Continue the forum thread on Gulf bay fishing and water conditions from its final line.

* **Selected text**:
__________________________________________________
Crazy to claim oil production is doing damage. There used to be a lot of channels to the Gulf to churn the water. They have to dredge the ship channels all the time and look at aerials of sand being deposited with the currents along the jetties.

Passes to the Gulf would be good. The bays get hot, low circulation. There is more damage from dog/cat deposits running into the bays from cities like Corpus Christi than the oil field. 

Look at the red tide, kills out entire bays. Then you have more and more boats with catch and keep. Hard for a system to maintain.


----------



## fishshallow (Feb 2, 2006)

Hey reddoc I fish during the week a lot as well, the only reason I go on the weekend as much as i do is because that's the only time my fishin buddies can get off work. Shoot me a PM when your headin down there next and maybe we can put a trip together. I haven't been fly fishing in the salt as much as I would like lately, I could use some motivation.


----------



## Coconut Groves (Nov 2, 2011)
__________________________________________________
(Element and coordinate records)
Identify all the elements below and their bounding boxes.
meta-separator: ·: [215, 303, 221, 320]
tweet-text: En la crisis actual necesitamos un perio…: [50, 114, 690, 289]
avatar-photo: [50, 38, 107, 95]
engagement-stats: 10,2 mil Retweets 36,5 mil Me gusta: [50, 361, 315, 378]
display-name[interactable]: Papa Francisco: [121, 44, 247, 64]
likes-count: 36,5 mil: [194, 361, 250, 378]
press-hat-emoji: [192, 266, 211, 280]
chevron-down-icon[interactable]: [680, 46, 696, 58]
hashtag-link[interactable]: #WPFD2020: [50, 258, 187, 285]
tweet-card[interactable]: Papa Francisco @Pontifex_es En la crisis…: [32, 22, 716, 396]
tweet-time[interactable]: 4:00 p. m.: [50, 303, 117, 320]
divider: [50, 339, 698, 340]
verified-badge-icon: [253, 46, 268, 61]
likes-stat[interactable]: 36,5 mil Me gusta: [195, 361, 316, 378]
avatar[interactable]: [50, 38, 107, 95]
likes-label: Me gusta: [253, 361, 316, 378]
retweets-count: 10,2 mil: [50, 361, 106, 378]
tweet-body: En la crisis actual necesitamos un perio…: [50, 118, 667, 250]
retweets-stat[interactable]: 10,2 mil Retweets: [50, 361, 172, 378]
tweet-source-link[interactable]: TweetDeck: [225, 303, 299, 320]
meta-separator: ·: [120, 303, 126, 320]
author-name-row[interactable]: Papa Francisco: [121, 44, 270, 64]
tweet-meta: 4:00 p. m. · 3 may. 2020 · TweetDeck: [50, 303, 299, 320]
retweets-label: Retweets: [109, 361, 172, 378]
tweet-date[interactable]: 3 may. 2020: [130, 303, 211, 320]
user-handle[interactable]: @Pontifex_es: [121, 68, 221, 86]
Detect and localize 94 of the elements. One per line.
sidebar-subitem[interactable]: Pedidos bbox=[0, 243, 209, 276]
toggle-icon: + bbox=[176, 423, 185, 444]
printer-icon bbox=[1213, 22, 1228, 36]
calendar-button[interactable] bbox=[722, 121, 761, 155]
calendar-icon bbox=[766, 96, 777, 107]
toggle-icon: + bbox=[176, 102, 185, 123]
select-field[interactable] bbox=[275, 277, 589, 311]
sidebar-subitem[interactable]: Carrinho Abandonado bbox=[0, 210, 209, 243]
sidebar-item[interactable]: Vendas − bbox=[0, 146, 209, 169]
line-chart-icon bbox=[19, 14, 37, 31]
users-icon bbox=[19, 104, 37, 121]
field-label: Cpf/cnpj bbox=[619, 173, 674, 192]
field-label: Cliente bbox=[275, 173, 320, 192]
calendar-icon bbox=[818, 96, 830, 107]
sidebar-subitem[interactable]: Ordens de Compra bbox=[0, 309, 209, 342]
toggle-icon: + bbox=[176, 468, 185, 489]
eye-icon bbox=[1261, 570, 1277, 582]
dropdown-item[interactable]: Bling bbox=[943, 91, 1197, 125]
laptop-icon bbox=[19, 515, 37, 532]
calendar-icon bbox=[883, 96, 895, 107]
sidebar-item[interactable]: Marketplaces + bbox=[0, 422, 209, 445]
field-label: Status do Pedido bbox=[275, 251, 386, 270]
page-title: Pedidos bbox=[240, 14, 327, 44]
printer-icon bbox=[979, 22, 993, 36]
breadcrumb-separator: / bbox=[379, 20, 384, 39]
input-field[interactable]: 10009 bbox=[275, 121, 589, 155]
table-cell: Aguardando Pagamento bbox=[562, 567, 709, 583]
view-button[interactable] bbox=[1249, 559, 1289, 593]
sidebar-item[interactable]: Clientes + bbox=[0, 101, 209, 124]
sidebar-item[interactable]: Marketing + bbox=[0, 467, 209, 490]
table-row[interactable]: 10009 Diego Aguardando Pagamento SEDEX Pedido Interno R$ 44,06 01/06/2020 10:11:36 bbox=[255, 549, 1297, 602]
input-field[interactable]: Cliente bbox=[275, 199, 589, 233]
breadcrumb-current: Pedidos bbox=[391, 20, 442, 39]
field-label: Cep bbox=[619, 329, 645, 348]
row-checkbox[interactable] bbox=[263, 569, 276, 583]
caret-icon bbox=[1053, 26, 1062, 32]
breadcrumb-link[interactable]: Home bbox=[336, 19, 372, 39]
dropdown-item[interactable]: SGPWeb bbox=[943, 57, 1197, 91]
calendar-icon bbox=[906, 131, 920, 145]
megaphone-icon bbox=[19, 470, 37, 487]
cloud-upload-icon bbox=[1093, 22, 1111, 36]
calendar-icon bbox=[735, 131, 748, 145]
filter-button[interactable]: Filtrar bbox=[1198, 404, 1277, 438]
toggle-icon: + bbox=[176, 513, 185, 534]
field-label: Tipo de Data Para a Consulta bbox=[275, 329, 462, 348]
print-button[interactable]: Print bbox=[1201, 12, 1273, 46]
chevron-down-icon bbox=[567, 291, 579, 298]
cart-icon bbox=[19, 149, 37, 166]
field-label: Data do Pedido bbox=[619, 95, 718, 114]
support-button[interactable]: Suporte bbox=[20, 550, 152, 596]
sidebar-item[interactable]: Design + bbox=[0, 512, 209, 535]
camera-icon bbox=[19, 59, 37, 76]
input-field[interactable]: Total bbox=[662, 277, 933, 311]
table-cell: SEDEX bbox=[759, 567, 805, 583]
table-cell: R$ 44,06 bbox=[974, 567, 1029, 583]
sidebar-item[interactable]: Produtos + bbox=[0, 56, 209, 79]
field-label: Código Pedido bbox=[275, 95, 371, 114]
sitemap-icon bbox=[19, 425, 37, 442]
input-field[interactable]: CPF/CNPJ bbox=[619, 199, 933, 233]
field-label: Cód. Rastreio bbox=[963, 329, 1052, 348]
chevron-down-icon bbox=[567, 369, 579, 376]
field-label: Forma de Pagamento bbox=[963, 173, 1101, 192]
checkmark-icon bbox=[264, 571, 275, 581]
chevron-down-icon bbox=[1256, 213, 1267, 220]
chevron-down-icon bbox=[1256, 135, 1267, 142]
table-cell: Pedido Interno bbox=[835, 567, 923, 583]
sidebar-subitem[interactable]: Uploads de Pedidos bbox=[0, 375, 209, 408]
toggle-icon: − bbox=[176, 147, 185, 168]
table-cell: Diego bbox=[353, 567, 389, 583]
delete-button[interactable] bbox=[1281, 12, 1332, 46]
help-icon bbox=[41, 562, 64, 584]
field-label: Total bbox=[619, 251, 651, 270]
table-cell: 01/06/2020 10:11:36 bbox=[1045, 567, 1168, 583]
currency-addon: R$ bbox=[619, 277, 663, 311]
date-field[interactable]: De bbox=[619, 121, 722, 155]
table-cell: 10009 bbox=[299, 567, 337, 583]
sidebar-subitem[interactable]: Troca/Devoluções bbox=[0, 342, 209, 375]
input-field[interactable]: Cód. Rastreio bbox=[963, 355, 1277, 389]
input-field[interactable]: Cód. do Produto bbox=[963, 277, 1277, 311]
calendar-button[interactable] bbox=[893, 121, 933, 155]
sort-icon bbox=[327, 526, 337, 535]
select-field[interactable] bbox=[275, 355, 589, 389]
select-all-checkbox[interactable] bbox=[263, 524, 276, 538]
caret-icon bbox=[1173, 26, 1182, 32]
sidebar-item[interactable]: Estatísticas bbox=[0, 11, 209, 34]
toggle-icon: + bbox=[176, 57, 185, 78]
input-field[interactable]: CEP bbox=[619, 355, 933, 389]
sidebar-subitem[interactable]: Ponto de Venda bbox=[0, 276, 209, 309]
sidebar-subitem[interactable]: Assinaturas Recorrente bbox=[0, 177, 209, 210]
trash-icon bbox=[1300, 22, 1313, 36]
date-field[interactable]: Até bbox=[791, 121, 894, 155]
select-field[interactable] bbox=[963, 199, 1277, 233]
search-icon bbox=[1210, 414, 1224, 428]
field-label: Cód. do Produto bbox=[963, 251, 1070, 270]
__________________________________________________
* **Reply to the exercise**:
Yeah, I actually think the red tide during the fall of 2011 had a big impact on fish population last year. But knowing that, I think that limits or a reduction in tournaments should have been done to ease the pressure on the fish.

My little skiff doesn't have too much range, but I'll be getting another one at some points with higher sides so that I can make even longer hauls to get away from the pressure.


----------



## Canberra (Jan 27, 2013)

Once the water warms up, the flats are a waste of time as the water is so hot. Lower oxygen levels in hot water as you know.


----------



## Joe. T. (Jun 7, 2008)

low oxygen leveld hmm i always thought it was the cat and dog turds floating in the bay.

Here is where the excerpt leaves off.